## PROVIDED DATA
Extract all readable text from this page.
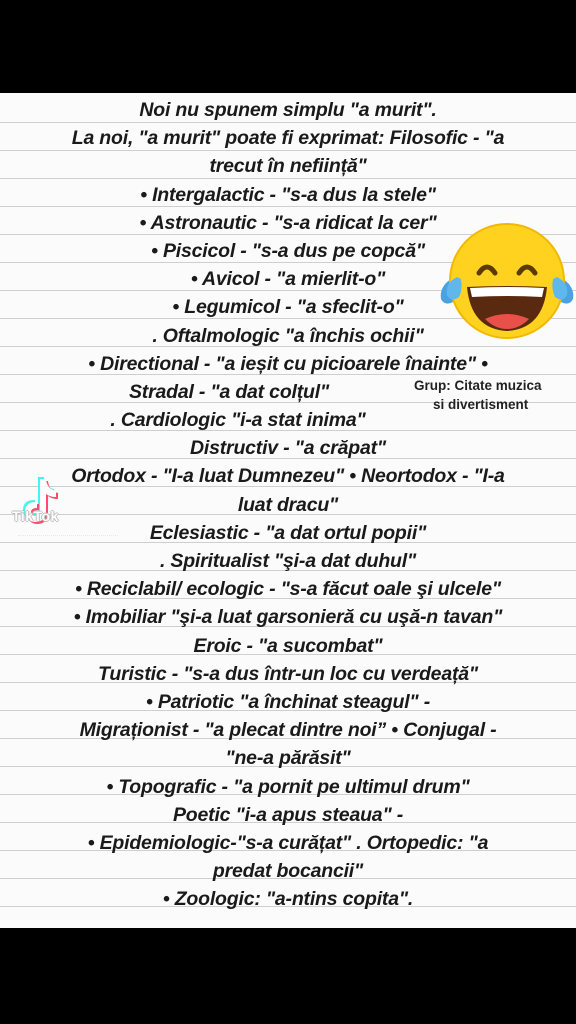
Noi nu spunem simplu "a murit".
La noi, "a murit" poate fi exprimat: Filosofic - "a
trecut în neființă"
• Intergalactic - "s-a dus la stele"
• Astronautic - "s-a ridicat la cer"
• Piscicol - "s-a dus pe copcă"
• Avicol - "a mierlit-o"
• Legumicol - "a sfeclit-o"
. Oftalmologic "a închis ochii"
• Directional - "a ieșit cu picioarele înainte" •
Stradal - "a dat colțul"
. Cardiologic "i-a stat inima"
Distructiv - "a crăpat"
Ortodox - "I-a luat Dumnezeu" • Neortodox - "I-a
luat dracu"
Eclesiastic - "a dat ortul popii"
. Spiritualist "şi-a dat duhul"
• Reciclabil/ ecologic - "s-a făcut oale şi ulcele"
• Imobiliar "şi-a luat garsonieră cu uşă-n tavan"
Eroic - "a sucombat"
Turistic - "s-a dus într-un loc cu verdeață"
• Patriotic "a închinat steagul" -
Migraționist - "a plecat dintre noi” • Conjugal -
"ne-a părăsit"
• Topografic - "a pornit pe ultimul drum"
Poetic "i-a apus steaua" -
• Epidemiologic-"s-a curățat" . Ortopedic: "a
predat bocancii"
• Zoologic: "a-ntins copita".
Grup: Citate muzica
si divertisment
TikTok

## TASK DIRECTIONS
Exclude the images and reproduce the remaining data exactly.

## SOLUTION TO THIS PROBLEM
Extract all readable text from this page.
Noi nu spunem simplu "a murit".
La noi, "a murit" poate fi exprimat: Filosofic - "a
trecut în neființă"
• Intergalactic - "s-a dus la stele"
• Astronautic - "s-a ridicat la cer"
• Piscicol - "s-a dus pe copcă"
• Avicol - "a mierlit-o"
• Legumicol - "a sfeclit-o"
. Oftalmologic "a închis ochii"
• Directional - "a ieșit cu picioarele înainte" •
Stradal - "a dat colțul"
. Cardiologic "i-a stat inima"
Distructiv - "a crăpat"
Ortodox - "I-a luat Dumnezeu" • Neortodox - "I-a
luat dracu"
Eclesiastic - "a dat ortul popii"
. Spiritualist "şi-a dat duhul"
• Reciclabil/ ecologic - "s-a făcut oale şi ulcele"
• Imobiliar "şi-a luat garsonieră cu uşă-n tavan"
Eroic - "a sucombat"
Turistic - "s-a dus într-un loc cu verdeață"
• Patriotic "a închinat steagul" -
Migraționist - "a plecat dintre noi” • Conjugal -
"ne-a părăsit"
• Topografic - "a pornit pe ultimul drum"
Poetic "i-a apus steaua" -
• Epidemiologic-"s-a curățat" . Ortopedic: "a
predat bocancii"
• Zoologic: "a-ntins copita".
Grup: Citate muzica
si divertisment
TikTok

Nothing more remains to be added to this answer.